→ Goal of the exercise
Pictures do not belong in the copy. Write out exactly the lines from the one containing "What's the underlying" through the end of the data.

***** Exercise material *****

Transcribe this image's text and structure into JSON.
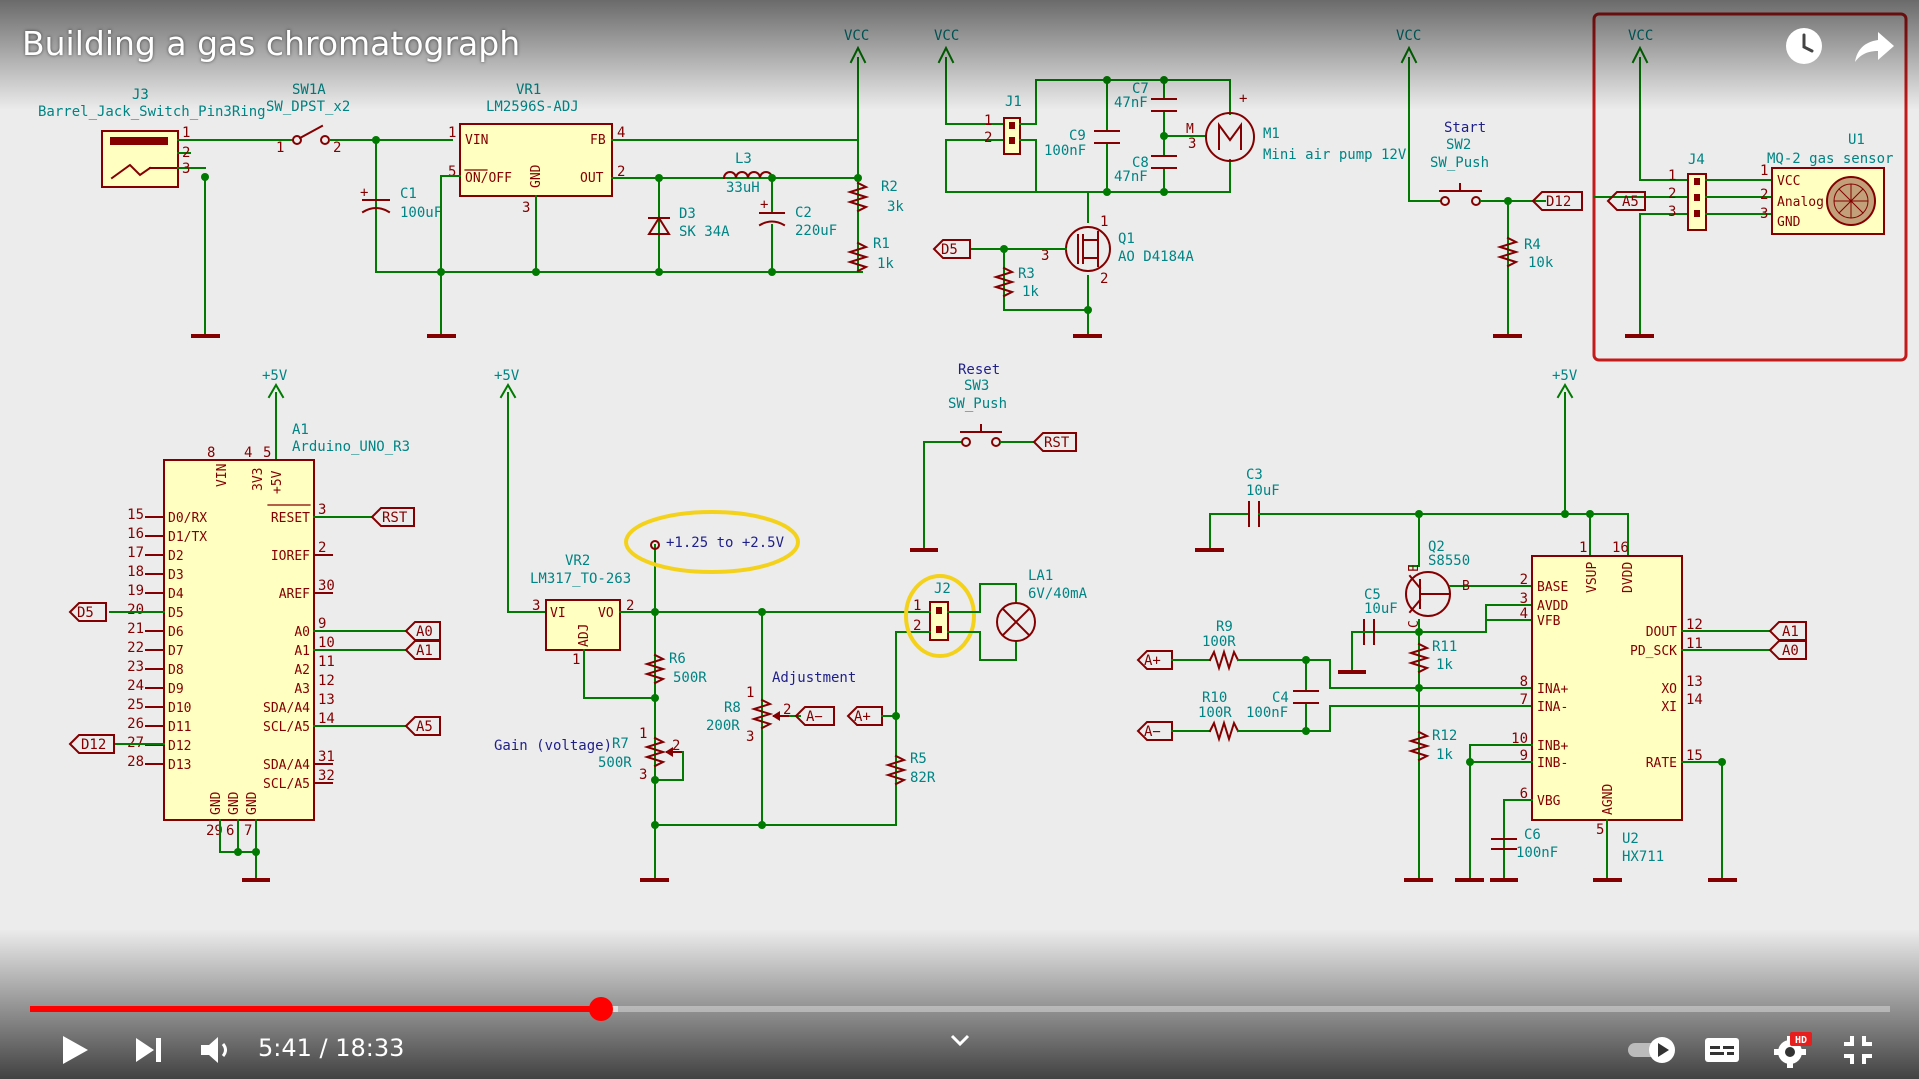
{
  "video": {
    "title": "Building a gas chromatograph",
    "current_time": "5:41",
    "separator": " / ",
    "duration": "18:33",
    "progress_fraction": 0.307,
    "buffered_fraction": 0.316,
    "hd_badge": "HD",
    "icons": [
      "watch-later-icon",
      "share-icon",
      "play-icon",
      "next-icon",
      "volume-icon",
      "autoplay-toggle-icon",
      "captions-icon",
      "settings-icon",
      "exit-fullscreen-icon",
      "chevron-down-icon"
    ]
  },
  "colors": {
    "wire": "#007a00",
    "outline": "#840000",
    "body": "#ffffc2",
    "label": "#008484",
    "pin": "#840000",
    "highlight": "#f4d21c",
    "accent_box": "#c41a1a",
    "progress": "#ff0000",
    "text": "#222222",
    "net": "#0000c4"
  },
  "schematic": {
    "top": {
      "j3_ref": "J3",
      "j3_val": "Barrel_Jack_Switch_Pin3Ring",
      "sw1_ref": "SW1A",
      "sw1_val": "SW_DPST_x2",
      "vr1_ref": "VR1",
      "vr1_val": "LM2596S-ADJ",
      "vr1_vin": "VIN",
      "vr1_fb": "FB",
      "vr1_onoff": "ON/OFF",
      "vr1_gnd": "GND",
      "vr1_out": "OUT",
      "c1_ref": "C1",
      "c1_val": "100uF",
      "l3_ref": "L3",
      "l3_val": "33uH",
      "d3_ref": "D3",
      "d3_val": "SK 34A",
      "c2_ref": "C2",
      "c2_val": "220uF",
      "r2_ref": "R2",
      "r2_val": "3k",
      "r1_ref": "R1",
      "r1_val": "1k",
      "vcc": "VCC",
      "j1_ref": "J1",
      "c7_ref": "C7",
      "c7_val": "47nF",
      "c9_ref": "C9",
      "c9_val": "100nF",
      "c8_ref": "C8",
      "c8_val": "47nF",
      "m1_ref": "M1",
      "m1_val": "Mini air pump 12V",
      "m_letter": "M",
      "q1_ref": "Q1",
      "q1_val": "AO D4184A",
      "r3_ref": "R3",
      "r3_val": "1k",
      "sw2_title": "Start",
      "sw2_ref": "SW2",
      "sw2_val": "SW_Push",
      "r4_ref": "R4",
      "r4_val": "10k",
      "j4_ref": "J4",
      "u1_ref": "U1",
      "u1_val": "MQ-2 gas sensor",
      "u1_vcc": "VCC",
      "u1_analog": "Analog",
      "u1_gnd": "GND"
    },
    "bottom": {
      "a1_ref": "A1",
      "a1_val": "Arduino_UNO_R3",
      "a1_vin": "VIN",
      "a1_3v3": "3V3",
      "a1_5v": "+5V",
      "a1_left": [
        "D0/RX",
        "D1/TX",
        "D2",
        "D3",
        "D4",
        "D5",
        "D6",
        "D7",
        "D8",
        "D9",
        "D10",
        "D11",
        "D12",
        "D13"
      ],
      "a1_left_pins": [
        "15",
        "16",
        "17",
        "18",
        "19",
        "20",
        "21",
        "22",
        "23",
        "24",
        "25",
        "26",
        "27",
        "28"
      ],
      "a1_right_top": [
        "RESET",
        "IOREF",
        "AREF"
      ],
      "a1_right_top_pins": [
        "3",
        "2",
        "30"
      ],
      "a1_right": [
        "A0",
        "A1",
        "A2",
        "A3",
        "SDA/A4",
        "SCL/A5"
      ],
      "a1_right_pins": [
        "9",
        "10",
        "11",
        "12",
        "13",
        "14"
      ],
      "a1_right_bot": [
        "SDA/A4",
        "SCL/A5"
      ],
      "a1_right_bot_pins": [
        "31",
        "32"
      ],
      "a1_gnd": "GND",
      "a1_top_pins": [
        "8",
        "4",
        "5"
      ],
      "a1_bottom_pins": [
        "29",
        "6",
        "7"
      ],
      "plus5v": "+5V",
      "vr2_ref": "VR2",
      "vr2_val": "LM317_TO-263",
      "vr2_vi": "VI",
      "vr2_vo": "VO",
      "vr2_adj": "ADJ",
      "v_range": "+1.25 to +2.5V",
      "r6_ref": "R6",
      "r6_val": "500R",
      "r7_ref": "R7",
      "r7_val": "500R",
      "gain_label": "Gain (voltage)",
      "r8_ref": "R8",
      "r8_val": "200R",
      "adjust_label": "Adjustment",
      "r5_ref": "R5",
      "r5_val": "82R",
      "sw3_title": "Reset",
      "sw3_ref": "SW3",
      "sw3_val": "SW_Push",
      "j2_ref": "J2",
      "la1_ref": "LA1",
      "la1_val": "6V/40mA",
      "c3_ref": "C3",
      "c3_val": "10uF",
      "q2_ref": "Q2",
      "q2_val": "S8550",
      "q2_b": "B",
      "q2_e": "E",
      "q2_c": "C",
      "c5_ref": "C5",
      "c5_val": "10uF",
      "r9_ref": "R9",
      "r9_val": "100R",
      "r10_ref": "R10",
      "r10_val": "100R",
      "c4_ref": "C4",
      "c4_val": "100nF",
      "r11_ref": "R11",
      "r11_val": "1k",
      "r12_ref": "R12",
      "r12_val": "1k",
      "c6_ref": "C6",
      "c6_val": "100nF",
      "u2_ref": "U2",
      "u2_val": "HX711",
      "u2_left": [
        "BASE",
        "AVDD",
        "VFB",
        "INA+",
        "INA-",
        "INB+",
        "INB-",
        "VBG"
      ],
      "u2_left_pins": [
        "2",
        "3",
        "4",
        "8",
        "7",
        "10",
        "9",
        "6"
      ],
      "u2_right": [
        "DOUT",
        "PD_SCK",
        "XO",
        "XI",
        "RATE"
      ],
      "u2_right_pins": [
        "12",
        "11",
        "13",
        "14",
        "15"
      ],
      "u2_vsup": "VSUP",
      "u2_dvdd": "DVDD",
      "u2_agnd": "AGND",
      "u2_top_pins": [
        "1",
        "16"
      ],
      "u2_bottom_pin": "5"
    },
    "net_labels": {
      "d5": "D5",
      "d12": "D12",
      "a5": "A5",
      "a0": "A0",
      "a1": "A1",
      "rst": "RST",
      "a_minus": "A−",
      "a_plus": "A+"
    },
    "pins": {
      "p1": "1",
      "p2": "2",
      "p3": "3",
      "p4": "4",
      "p5": "5"
    }
  }
}
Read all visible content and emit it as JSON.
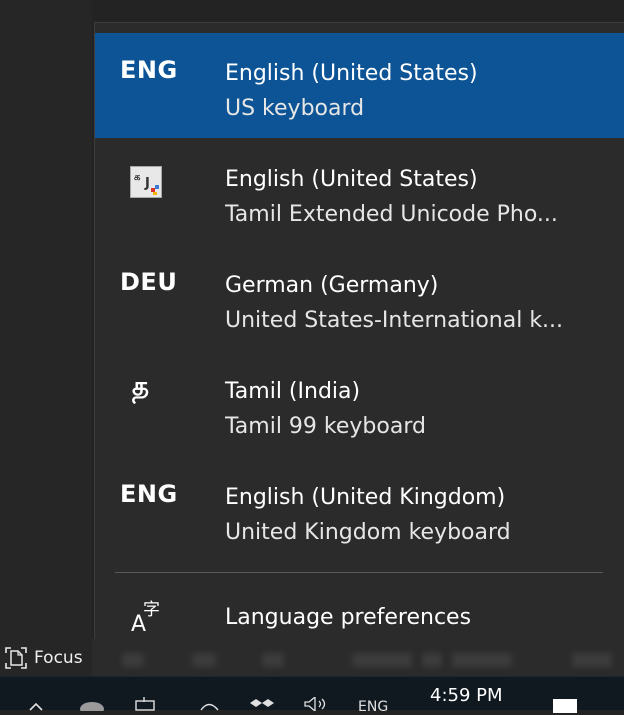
{
  "languages": [
    {
      "code": "ENG",
      "name": "English (United States)",
      "keyboard": "US keyboard",
      "selected": true
    },
    {
      "icon": "ime-keyboard-icon",
      "name": "English (United States)",
      "keyboard": "Tamil Extended Unicode Pho..."
    },
    {
      "code": "DEU",
      "name": "German (Germany)",
      "keyboard": "United States-International k..."
    },
    {
      "code": "த",
      "name": "Tamil (India)",
      "keyboard": "Tamil 99 keyboard"
    },
    {
      "code": "ENG",
      "name": "English (United Kingdom)",
      "keyboard": "United Kingdom keyboard"
    }
  ],
  "language_preferences": {
    "label": "Language preferences",
    "icon": "language-preferences-icon"
  },
  "focus": {
    "label": "Focus",
    "icon": "focus-icon"
  },
  "taskbar": {
    "input_indicator": "ENG",
    "clock": "4:59 PM",
    "tray_icons": [
      "chevron-up-icon",
      "onedrive-icon",
      "power-icon",
      "wifi-icon",
      "dropbox-icon",
      "volume-icon",
      "notifications-icon"
    ]
  },
  "colors": {
    "selected_bg": "#0c5495",
    "flyout_bg": "#2b2b2b",
    "taskbar_bg": "#101820"
  }
}
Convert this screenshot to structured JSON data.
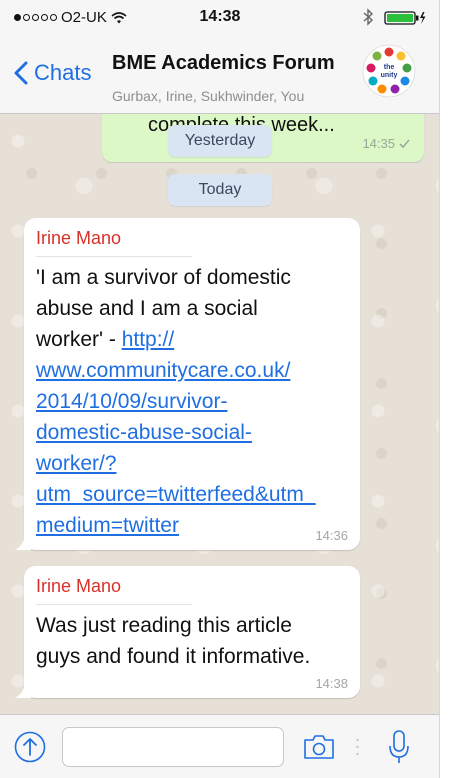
{
  "status_bar": {
    "carrier": "O2-UK",
    "time": "14:38",
    "signal_bars_filled": 1,
    "signal_bars_total": 5,
    "wifi_icon": "wifi-icon",
    "bluetooth_icon": "bluetooth-icon",
    "battery_icon": "battery-charging-icon"
  },
  "nav": {
    "back_label": "Chats",
    "title": "BME Academics Forum",
    "subtitle": "Gurbax, Irine, Sukhwinder, You",
    "avatar_label": "the unity"
  },
  "chat": {
    "outgoing_message": {
      "text": "complete this week...",
      "time": "14:35",
      "status_icon": "check-icon"
    },
    "date_separators": [
      "Yesterday",
      "Today"
    ],
    "messages": [
      {
        "sender": "Irine Mano",
        "lines": [
          "'I am a survivor of domestic",
          "abuse and I am a social"
        ],
        "line_prefix": "worker' - ",
        "link_lines": [
          "http://",
          "www.communitycare.co.uk/",
          "2014/10/09/survivor-",
          "domestic-abuse-social-",
          "worker/?",
          "utm_source=twitterfeed&utm_",
          "medium=twitter"
        ],
        "time": "14:36"
      },
      {
        "sender": "Irine Mano",
        "lines": [
          "Was just reading this article",
          "guys and found it informative."
        ],
        "time": "14:38"
      }
    ]
  },
  "input_bar": {
    "placeholder": "",
    "upload_icon": "upload-arrow-icon",
    "camera_icon": "camera-icon",
    "mic_icon": "microphone-icon"
  },
  "colors": {
    "accent_blue": "#1f6fe3",
    "sender_red": "#d9312a",
    "outgoing_green": "#dcf8c6",
    "date_chip": "#d9e5f2"
  }
}
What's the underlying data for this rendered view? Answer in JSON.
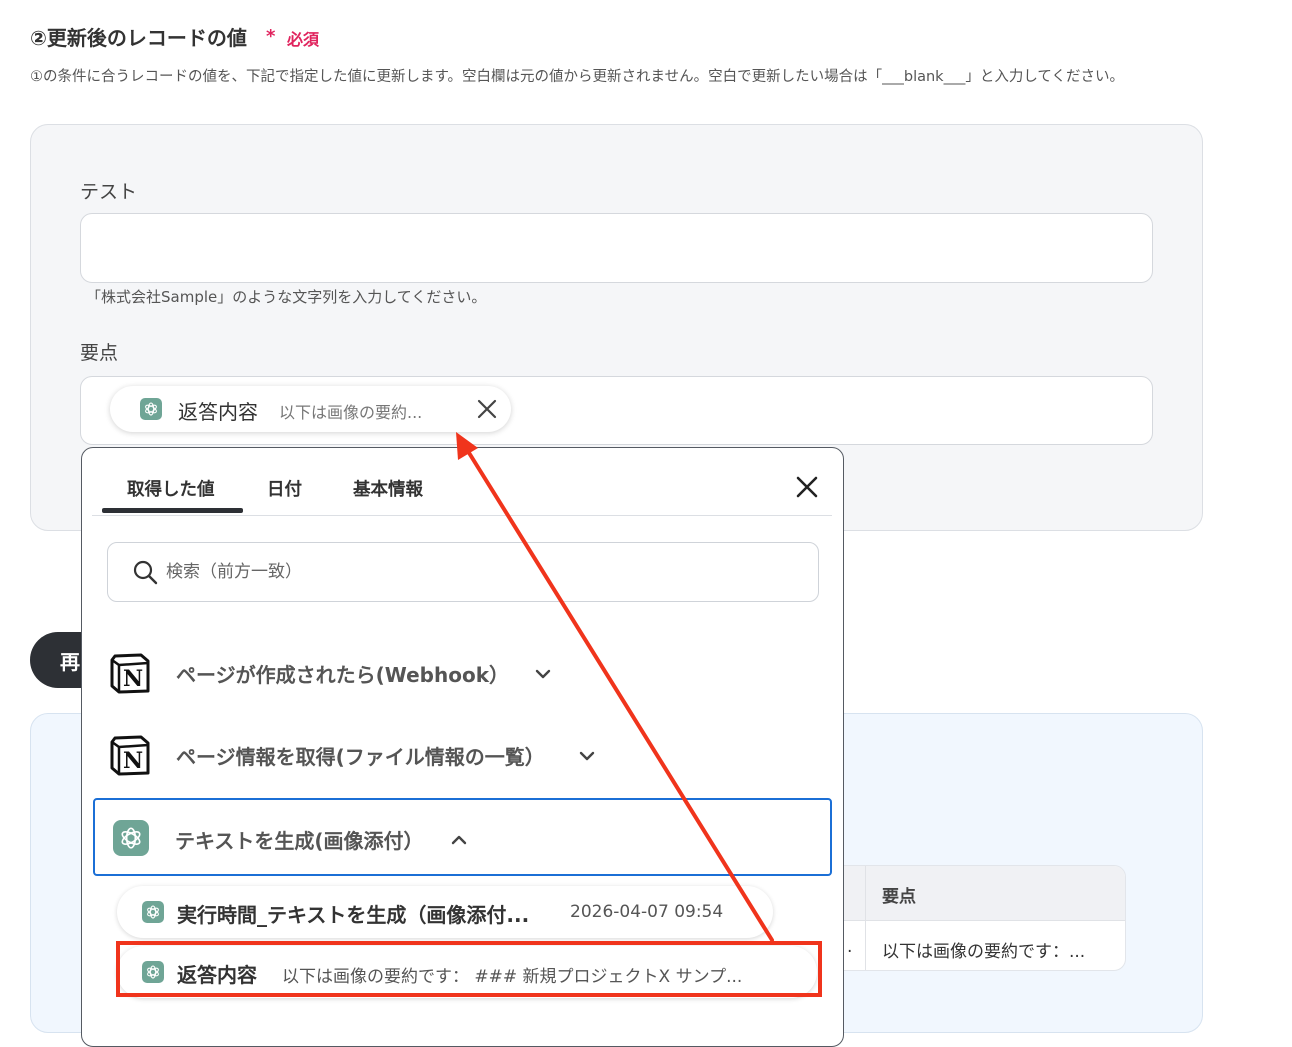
{
  "section": {
    "title": "②更新後のレコードの値",
    "required_mark": "*",
    "required_label": "必須",
    "description": "①の条件に合うレコードの値を、下記で指定した値に更新します。空白欄は元の値から更新されません。空白で更新したい場合は「___blank___」と入力してください。"
  },
  "fields": {
    "test": {
      "label": "テスト",
      "value": "",
      "hint": "「株式会社Sample」のような文字列を入力してください。"
    },
    "points": {
      "label": "要点",
      "chip": {
        "name": "返答内容",
        "preview": "以下は画像の要約..."
      }
    }
  },
  "background": {
    "rerun_button": "再",
    "table": {
      "header": "要点",
      "cell": "以下は画像の要約です：...",
      "cell_prev": "."
    }
  },
  "popover": {
    "tabs": [
      {
        "label": "取得した値",
        "active": true
      },
      {
        "label": "日付",
        "active": false
      },
      {
        "label": "基本情報",
        "active": false
      }
    ],
    "search": {
      "placeholder": "検索（前方一致）",
      "value": ""
    },
    "groups": [
      {
        "label": "ページが作成されたら(Webhook）",
        "icon": "notion-icon",
        "expanded": false
      },
      {
        "label": "ページ情報を取得(ファイル情報の一覧）",
        "icon": "notion-icon",
        "expanded": false
      },
      {
        "label": "テキストを生成(画像添付）",
        "icon": "openai-icon",
        "expanded": true
      }
    ],
    "items": [
      {
        "name": "実行時間_テキストを生成（画像添付...",
        "value": "2026-04-07 09:54"
      },
      {
        "name": "返答内容",
        "value": "以下は画像の要約です： ### 新規プロジェクトX サンプ..."
      }
    ]
  },
  "colors": {
    "required": "#e0245e",
    "selection_border": "#1b6fd6",
    "annotation": "#f0341c",
    "openai_badge": "#6fa596"
  }
}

*****

→ Completed task
What's the underlying data for this rendered view? Answer in JSON.
{
  "section": {
    "title": "②更新後のレコードの値",
    "required_mark": "*",
    "required_label": "必須",
    "description": "①の条件に合うレコードの値を、下記で指定した値に更新します。空白欄は元の値から更新されません。空白で更新したい場合は「___blank___」と入力してください。"
  },
  "fields": {
    "test": {
      "label": "テスト",
      "value": "",
      "hint": "「株式会社Sample」のような文字列を入力してください。"
    },
    "points": {
      "label": "要点",
      "chip": {
        "name": "返答内容",
        "preview": "以下は画像の要約..."
      }
    }
  },
  "background": {
    "rerun_button": "再",
    "table": {
      "header": "要点",
      "cell": "以下は画像の要約です：...",
      "cell_prev": "."
    }
  },
  "popover": {
    "tabs": [
      {
        "label": "取得した値",
        "active": true
      },
      {
        "label": "日付",
        "active": false
      },
      {
        "label": "基本情報",
        "active": false
      }
    ],
    "search": {
      "placeholder": "検索（前方一致）",
      "value": ""
    },
    "groups": [
      {
        "label": "ページが作成されたら(Webhook）",
        "icon": "notion-icon",
        "expanded": false
      },
      {
        "label": "ページ情報を取得(ファイル情報の一覧）",
        "icon": "notion-icon",
        "expanded": false
      },
      {
        "label": "テキストを生成(画像添付）",
        "icon": "openai-icon",
        "expanded": true
      }
    ],
    "items": [
      {
        "name": "実行時間_テキストを生成（画像添付...",
        "value": "2026-04-07 09:54"
      },
      {
        "name": "返答内容",
        "value": "以下は画像の要約です： ### 新規プロジェクトX サンプ..."
      }
    ]
  },
  "colors": {
    "required": "#e0245e",
    "selection_border": "#1b6fd6",
    "annotation": "#f0341c",
    "openai_badge": "#6fa596"
  }
}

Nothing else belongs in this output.